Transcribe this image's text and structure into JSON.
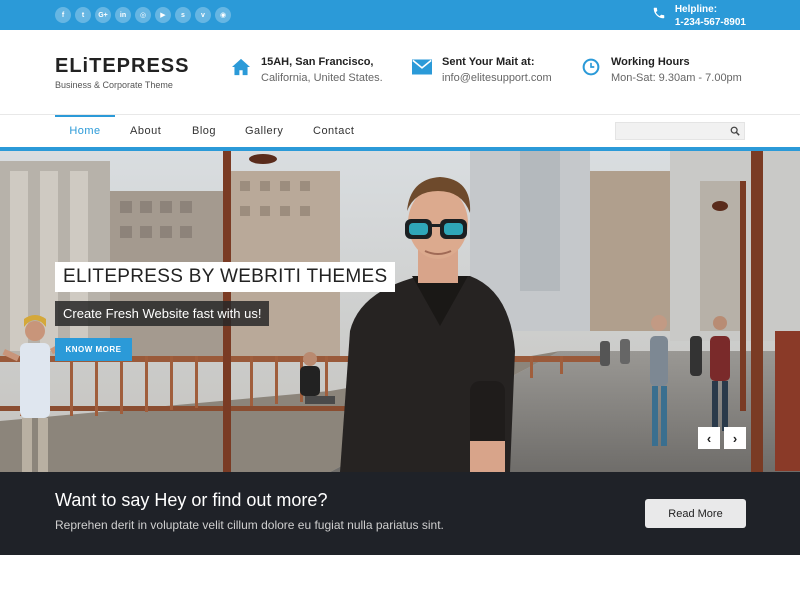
{
  "social": {
    "icons": [
      {
        "name": "facebook-icon",
        "glyph": "f"
      },
      {
        "name": "twitter-icon",
        "glyph": "t"
      },
      {
        "name": "googleplus-icon",
        "glyph": "G+"
      },
      {
        "name": "linkedin-icon",
        "glyph": "in"
      },
      {
        "name": "instagram-icon",
        "glyph": "◎"
      },
      {
        "name": "youtube-icon",
        "glyph": "▶"
      },
      {
        "name": "skype-icon",
        "glyph": "s"
      },
      {
        "name": "vimeo-icon",
        "glyph": "v"
      },
      {
        "name": "dribbble-icon",
        "glyph": "◉"
      }
    ]
  },
  "topbar": {
    "helpline_label": "Helpline:",
    "helpline_number": "1-234-567-8901"
  },
  "brand": {
    "logo_text": "ELiTEPRESS",
    "tagline": "Business & Corporate Theme"
  },
  "header_info": {
    "address": {
      "title": "15AH, San Francisco,",
      "text": "California, United States."
    },
    "mail": {
      "title": "Sent Your Mait at:",
      "text": "info@elitesupport.com"
    },
    "hours": {
      "title": "Working Hours",
      "text": "Mon-Sat: 9.30am - 7.00pm"
    }
  },
  "nav": {
    "items": [
      "Home",
      "About",
      "Blog",
      "Gallery",
      "Contact"
    ],
    "active": "Home",
    "search_placeholder": ""
  },
  "hero": {
    "title": "ELITEPRESS BY WEBRITI THEMES",
    "subtitle": "Create Fresh Website fast  with us!",
    "button_label": "KNOW MORE",
    "prev_label": "‹",
    "next_label": "›"
  },
  "cta": {
    "title": "Want to say Hey or find out more?",
    "text": "Reprehen derit in voluptate velit cillum dolore eu fugiat nulla pariatus  sint.",
    "button_label": "Read More"
  },
  "colors": {
    "accent": "#2b9ad8",
    "dark_band": "#1f2228"
  }
}
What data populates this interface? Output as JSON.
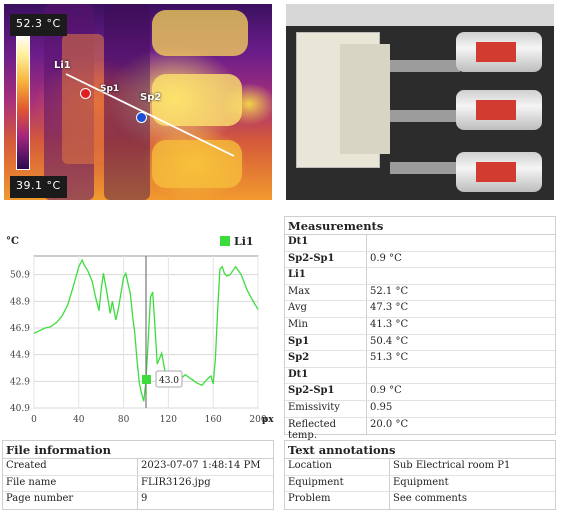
{
  "thermal": {
    "max_temp": "52.3 °C",
    "min_temp": "39.1 °C",
    "labels": {
      "line": "Li1",
      "spot1": "Sp1",
      "spot2": "Sp2"
    },
    "colors": {
      "spot1": "#e02020",
      "spot2": "#1a4fd6",
      "line": "#ffffff"
    }
  },
  "chart_data": {
    "type": "line",
    "ylabel": "°C",
    "xlabel": "px",
    "x_ticks": [
      "0",
      "40",
      "80",
      "120",
      "160",
      "200"
    ],
    "y_ticks": [
      "40.9",
      "42.9",
      "44.9",
      "46.9",
      "48.9",
      "50.9"
    ],
    "xlim": [
      0,
      200
    ],
    "ylim": [
      40.9,
      52.3
    ],
    "grid": true,
    "legend": "top-right",
    "series": [
      {
        "name": "Li1",
        "color": "#3ddc3d",
        "x": [
          0,
          5,
          10,
          15,
          20,
          25,
          30,
          35,
          40,
          43,
          45,
          48,
          52,
          55,
          58,
          60,
          62,
          65,
          68,
          70,
          73,
          75,
          78,
          80,
          82,
          84,
          86,
          88,
          90,
          92,
          94,
          96,
          98,
          100,
          102,
          104,
          106,
          108,
          110,
          112,
          114,
          116,
          118,
          120,
          125,
          130,
          135,
          140,
          145,
          150,
          155,
          158,
          160,
          162,
          164,
          166,
          168,
          170,
          172,
          175,
          180,
          185,
          190,
          195,
          200
        ],
        "y": [
          46.5,
          46.7,
          46.9,
          47.0,
          47.3,
          47.8,
          48.6,
          50.0,
          51.5,
          52.0,
          51.6,
          51.2,
          50.4,
          49.2,
          48.2,
          49.8,
          51.0,
          49.6,
          48.0,
          48.9,
          47.5,
          48.2,
          49.7,
          50.7,
          51.0,
          50.2,
          49.5,
          47.8,
          46.5,
          44.5,
          42.8,
          42.0,
          41.4,
          43.0,
          46.0,
          49.2,
          49.6,
          47.0,
          44.2,
          44.6,
          45.0,
          44.1,
          43.2,
          43.0,
          43.2,
          43.0,
          43.4,
          43.1,
          42.8,
          42.6,
          43.1,
          43.3,
          42.7,
          44.6,
          48.3,
          51.3,
          51.5,
          51.0,
          50.8,
          50.9,
          51.5,
          50.9,
          49.8,
          49.0,
          48.3
        ]
      }
    ],
    "annotation": {
      "x": 100,
      "y": 43.0,
      "label": "43.0"
    }
  },
  "measurements": {
    "title": "Measurements",
    "rows": [
      {
        "label": "Dt1",
        "value": "",
        "group": true
      },
      {
        "label": "Sp2-Sp1",
        "value": "0.9 °C",
        "group": true
      },
      {
        "label": "Li1",
        "value": "",
        "group": true
      },
      {
        "label": "Max",
        "value": "52.1 °C",
        "group": false
      },
      {
        "label": "Avg",
        "value": "47.3 °C",
        "group": false
      },
      {
        "label": "Min",
        "value": "41.3 °C",
        "group": false
      },
      {
        "label": "Sp1",
        "value": "50.4 °C",
        "group": true
      },
      {
        "label": "Sp2",
        "value": "51.3 °C",
        "group": true
      },
      {
        "label": "Dt1",
        "value": "",
        "group": true
      },
      {
        "label": "Sp2-Sp1",
        "value": "0.9 °C",
        "group": true
      },
      {
        "label": "Emissivity",
        "value": "0.95",
        "group": false
      },
      {
        "label": "Reflected temp.",
        "value": "20.0 °C",
        "group": false
      }
    ]
  },
  "file_info": {
    "title": "File information",
    "rows": [
      {
        "label": "Created",
        "value": "2023-07-07 1:48:14 PM"
      },
      {
        "label": "File name",
        "value": "FLIR3126.jpg"
      },
      {
        "label": "Page number",
        "value": "9"
      }
    ]
  },
  "text_annotations": {
    "title": "Text annotations",
    "rows": [
      {
        "label": "Location",
        "value": "Sub Electrical room P1"
      },
      {
        "label": "Equipment",
        "value": "Equipment"
      },
      {
        "label": "Problem",
        "value": "See comments"
      }
    ]
  }
}
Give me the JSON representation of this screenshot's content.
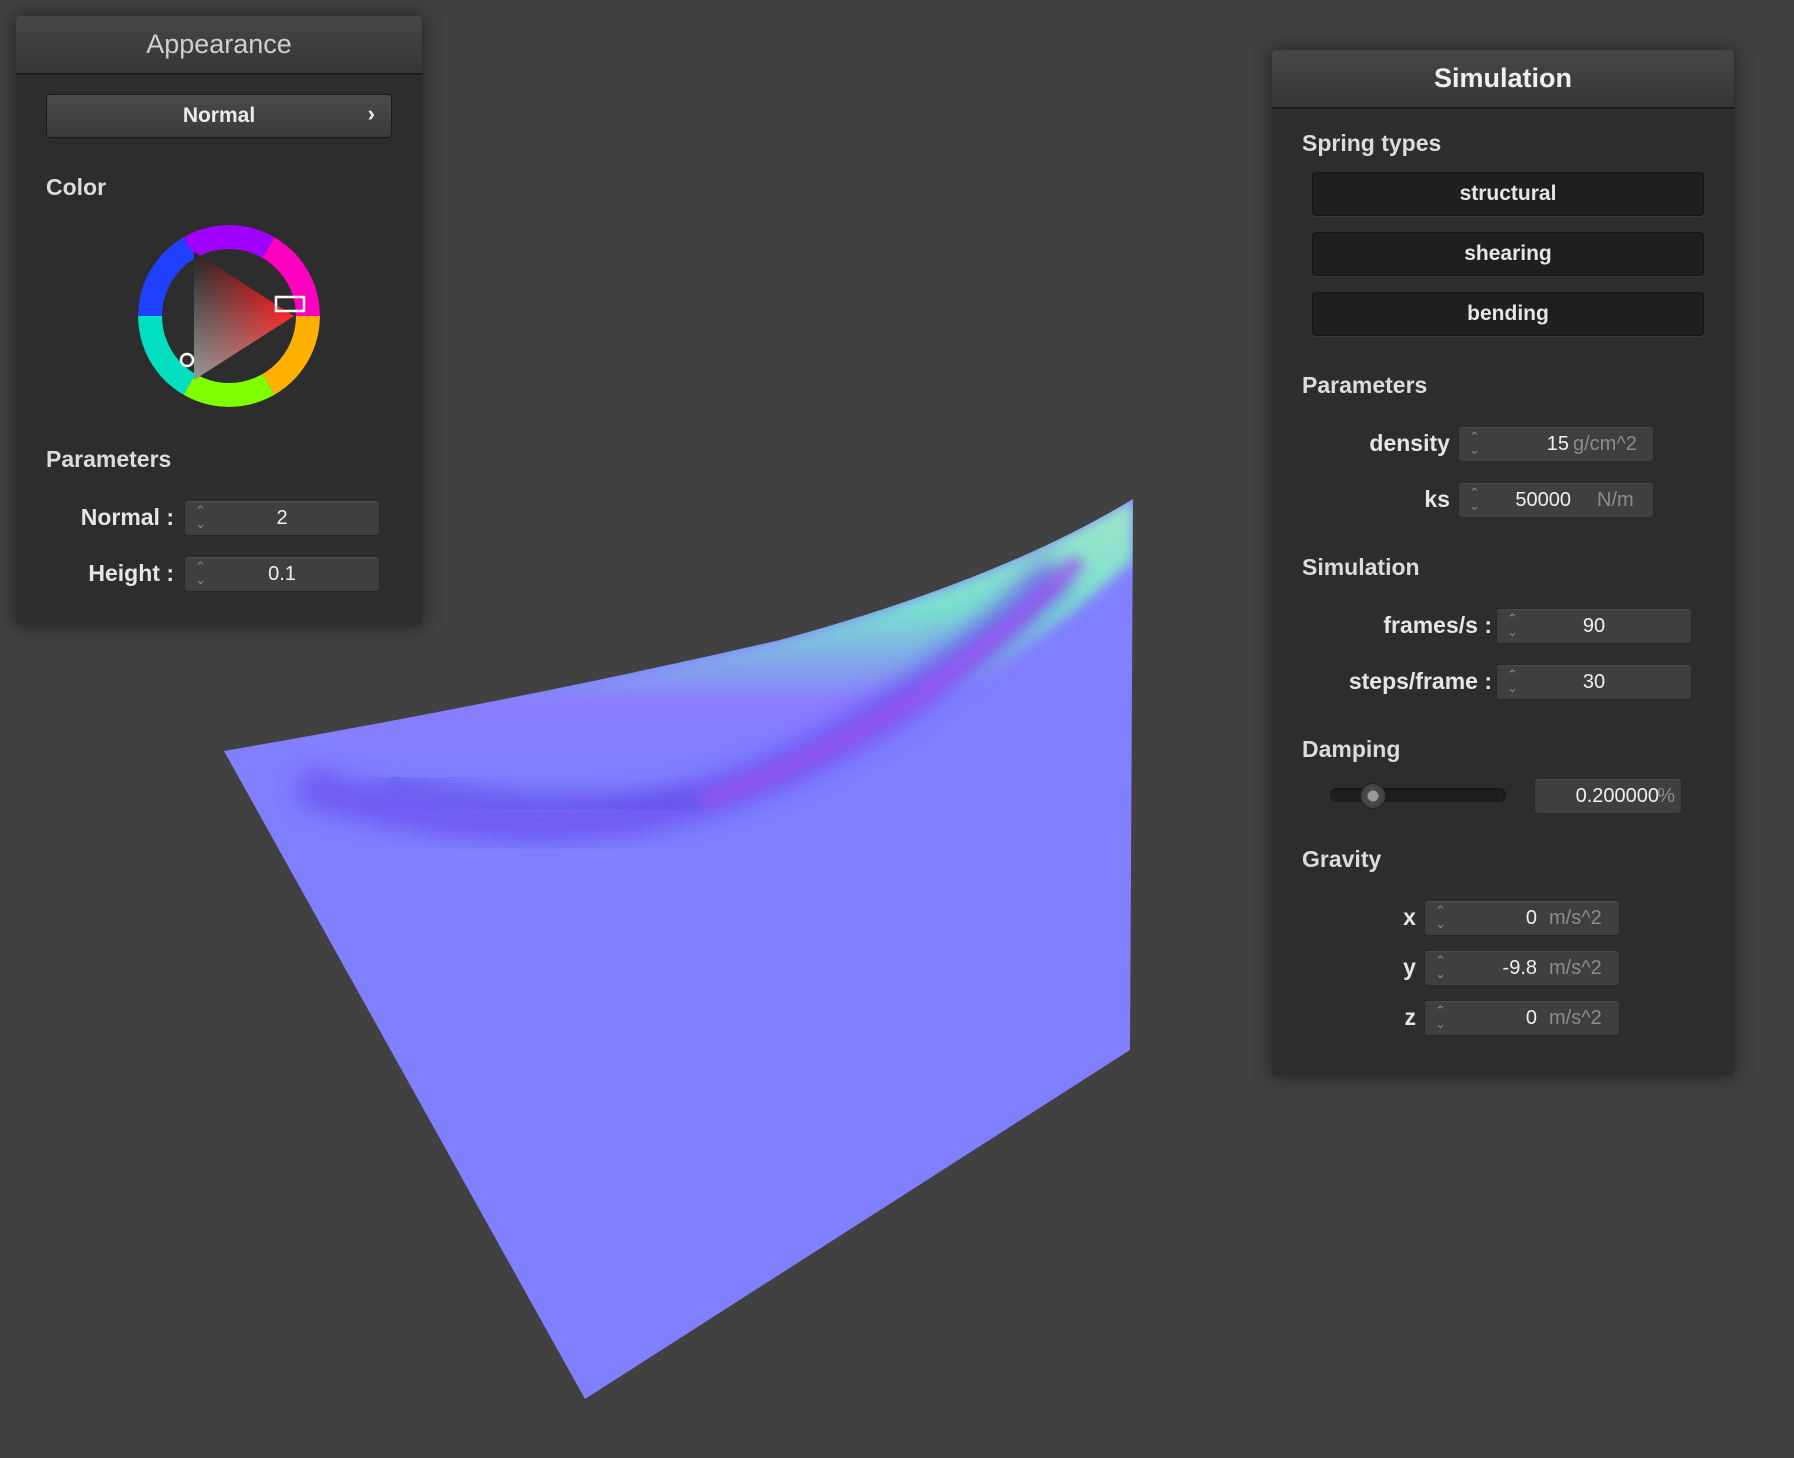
{
  "appearance": {
    "title": "Appearance",
    "mode_button": "Normal",
    "mode_chevron": "›",
    "color_label": "Color",
    "params_label": "Parameters",
    "normal_label": "Normal :",
    "normal_value": "2",
    "height_label": "Height :",
    "height_value": "0.1",
    "selected_color": "#ff0000"
  },
  "simulation": {
    "title": "Simulation",
    "spring_types_label": "Spring types",
    "spring_buttons": [
      "structural",
      "shearing",
      "bending"
    ],
    "params_label": "Parameters",
    "density_label": "density :",
    "density_value": "15",
    "density_unit": "g/cm^2",
    "ks_label": "ks :",
    "ks_value": "50000",
    "ks_unit": "N/m",
    "sim_label": "Simulation",
    "fps_label": "frames/s :",
    "fps_value": "90",
    "steps_label": "steps/frame :",
    "steps_value": "30",
    "damping_label": "Damping",
    "damping_value": "0.200000",
    "damping_unit": "%",
    "damping_slider_fraction": 0.2,
    "gravity_label": "Gravity",
    "gx_label": "x :",
    "gx_value": "0",
    "gy_label": "y :",
    "gy_value": "-9.8",
    "gz_label": "z :",
    "gz_value": "0",
    "gravity_unit": "m/s^2"
  },
  "icons": {
    "spin_arrows": "⌃⌄"
  },
  "colors": {
    "background": "#414141",
    "cloth": "#8080ff"
  }
}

### [PROBLEM DESCRIPTION]
Pictures stay out of the copy; please restate every record above exactly.

### [SOLUTION FOR THIS TASK]
Transcribe this image's text and structure into JSON.
{
  "social": {
    "icons": [
      {
        "name": "facebook-icon",
        "glyph": "f"
      },
      {
        "name": "twitter-icon",
        "glyph": "t"
      },
      {
        "name": "googleplus-icon",
        "glyph": "G+"
      },
      {
        "name": "linkedin-icon",
        "glyph": "in"
      },
      {
        "name": "instagram-icon",
        "glyph": "◎"
      },
      {
        "name": "youtube-icon",
        "glyph": "▶"
      },
      {
        "name": "skype-icon",
        "glyph": "s"
      },
      {
        "name": "vimeo-icon",
        "glyph": "v"
      },
      {
        "name": "dribbble-icon",
        "glyph": "◉"
      }
    ]
  },
  "topbar": {
    "helpline_label": "Helpline:",
    "helpline_number": "1-234-567-8901"
  },
  "brand": {
    "logo_text": "ELiTEPRESS",
    "tagline": "Business & Corporate Theme"
  },
  "header_info": {
    "address": {
      "title": "15AH, San Francisco,",
      "text": "California, United States."
    },
    "mail": {
      "title": "Sent Your Mait at:",
      "text": "info@elitesupport.com"
    },
    "hours": {
      "title": "Working Hours",
      "text": "Mon-Sat: 9.30am - 7.00pm"
    }
  },
  "nav": {
    "items": [
      "Home",
      "About",
      "Blog",
      "Gallery",
      "Contact"
    ],
    "active": "Home",
    "search_placeholder": ""
  },
  "hero": {
    "title": "ELITEPRESS BY WEBRITI THEMES",
    "subtitle": "Create Fresh Website fast  with us!",
    "button_label": "KNOW MORE",
    "prev_label": "‹",
    "next_label": "›"
  },
  "cta": {
    "title": "Want to say Hey or find out more?",
    "text": "Reprehen derit in voluptate velit cillum dolore eu fugiat nulla pariatus  sint.",
    "button_label": "Read More"
  },
  "colors": {
    "accent": "#2b9ad8",
    "dark_band": "#1f2228"
  }
}
What data populates this interface? Output as JSON.
{
  "thermal": {
    "max_temp": "52.3 °C",
    "min_temp": "39.1 °C",
    "labels": {
      "line": "Li1",
      "spot1": "Sp1",
      "spot2": "Sp2"
    },
    "colors": {
      "spot1": "#e02020",
      "spot2": "#1a4fd6",
      "line": "#ffffff"
    }
  },
  "chart_data": {
    "type": "line",
    "ylabel": "°C",
    "xlabel": "px",
    "x_ticks": [
      "0",
      "40",
      "80",
      "120",
      "160",
      "200"
    ],
    "y_ticks": [
      "40.9",
      "42.9",
      "44.9",
      "46.9",
      "48.9",
      "50.9"
    ],
    "xlim": [
      0,
      200
    ],
    "ylim": [
      40.9,
      52.3
    ],
    "grid": true,
    "legend": "top-right",
    "series": [
      {
        "name": "Li1",
        "color": "#3ddc3d",
        "x": [
          0,
          5,
          10,
          15,
          20,
          25,
          30,
          35,
          40,
          43,
          45,
          48,
          52,
          55,
          58,
          60,
          62,
          65,
          68,
          70,
          73,
          75,
          78,
          80,
          82,
          84,
          86,
          88,
          90,
          92,
          94,
          96,
          98,
          100,
          102,
          104,
          106,
          108,
          110,
          112,
          114,
          116,
          118,
          120,
          125,
          130,
          135,
          140,
          145,
          150,
          155,
          158,
          160,
          162,
          164,
          166,
          168,
          170,
          172,
          175,
          180,
          185,
          190,
          195,
          200
        ],
        "y": [
          46.5,
          46.7,
          46.9,
          47.0,
          47.3,
          47.8,
          48.6,
          50.0,
          51.5,
          52.0,
          51.6,
          51.2,
          50.4,
          49.2,
          48.2,
          49.8,
          51.0,
          49.6,
          48.0,
          48.9,
          47.5,
          48.2,
          49.7,
          50.7,
          51.0,
          50.2,
          49.5,
          47.8,
          46.5,
          44.5,
          42.8,
          42.0,
          41.4,
          43.0,
          46.0,
          49.2,
          49.6,
          47.0,
          44.2,
          44.6,
          45.0,
          44.1,
          43.2,
          43.0,
          43.2,
          43.0,
          43.4,
          43.1,
          42.8,
          42.6,
          43.1,
          43.3,
          42.7,
          44.6,
          48.3,
          51.3,
          51.5,
          51.0,
          50.8,
          50.9,
          51.5,
          50.9,
          49.8,
          49.0,
          48.3
        ]
      }
    ],
    "annotation": {
      "x": 100,
      "y": 43.0,
      "label": "43.0"
    }
  },
  "measurements": {
    "title": "Measurements",
    "rows": [
      {
        "label": "Dt1",
        "value": "",
        "group": true
      },
      {
        "label": "Sp2-Sp1",
        "value": "0.9 °C",
        "group": true
      },
      {
        "label": "Li1",
        "value": "",
        "group": true
      },
      {
        "label": "Max",
        "value": "52.1 °C",
        "group": false
      },
      {
        "label": "Avg",
        "value": "47.3 °C",
        "group": false
      },
      {
        "label": "Min",
        "value": "41.3 °C",
        "group": false
      },
      {
        "label": "Sp1",
        "value": "50.4 °C",
        "group": true
      },
      {
        "label": "Sp2",
        "value": "51.3 °C",
        "group": true
      },
      {
        "label": "Dt1",
        "value": "",
        "group": true
      },
      {
        "label": "Sp2-Sp1",
        "value": "0.9 °C",
        "group": true
      },
      {
        "label": "Emissivity",
        "value": "0.95",
        "group": false
      },
      {
        "label": "Reflected temp.",
        "value": "20.0 °C",
        "group": false
      }
    ]
  },
  "file_info": {
    "title": "File information",
    "rows": [
      {
        "label": "Created",
        "value": "2023-07-07 1:48:14 PM"
      },
      {
        "label": "File name",
        "value": "FLIR3126.jpg"
      },
      {
        "label": "Page number",
        "value": "9"
      }
    ]
  },
  "text_annotations": {
    "title": "Text annotations",
    "rows": [
      {
        "label": "Location",
        "value": "Sub Electrical room P1"
      },
      {
        "label": "Equipment",
        "value": "Equipment"
      },
      {
        "label": "Problem",
        "value": "See comments"
      }
    ]
  }
}
Give me the JSON representation of this screenshot's content.
{
  "appearance": {
    "title": "Appearance",
    "mode_button": "Normal",
    "mode_chevron": "›",
    "color_label": "Color",
    "params_label": "Parameters",
    "normal_label": "Normal :",
    "normal_value": "2",
    "height_label": "Height :",
    "height_value": "0.1",
    "selected_color": "#ff0000"
  },
  "simulation": {
    "title": "Simulation",
    "spring_types_label": "Spring types",
    "spring_buttons": [
      "structural",
      "shearing",
      "bending"
    ],
    "params_label": "Parameters",
    "density_label": "density :",
    "density_value": "15",
    "density_unit": "g/cm^2",
    "ks_label": "ks :",
    "ks_value": "50000",
    "ks_unit": "N/m",
    "sim_label": "Simulation",
    "fps_label": "frames/s :",
    "fps_value": "90",
    "steps_label": "steps/frame :",
    "steps_value": "30",
    "damping_label": "Damping",
    "damping_value": "0.200000",
    "damping_unit": "%",
    "damping_slider_fraction": 0.2,
    "gravity_label": "Gravity",
    "gx_label": "x :",
    "gx_value": "0",
    "gy_label": "y :",
    "gy_value": "-9.8",
    "gz_label": "z :",
    "gz_value": "0",
    "gravity_unit": "m/s^2"
  },
  "icons": {
    "spin_arrows": "⌃⌄"
  },
  "colors": {
    "background": "#414141",
    "cloth": "#8080ff"
  }
}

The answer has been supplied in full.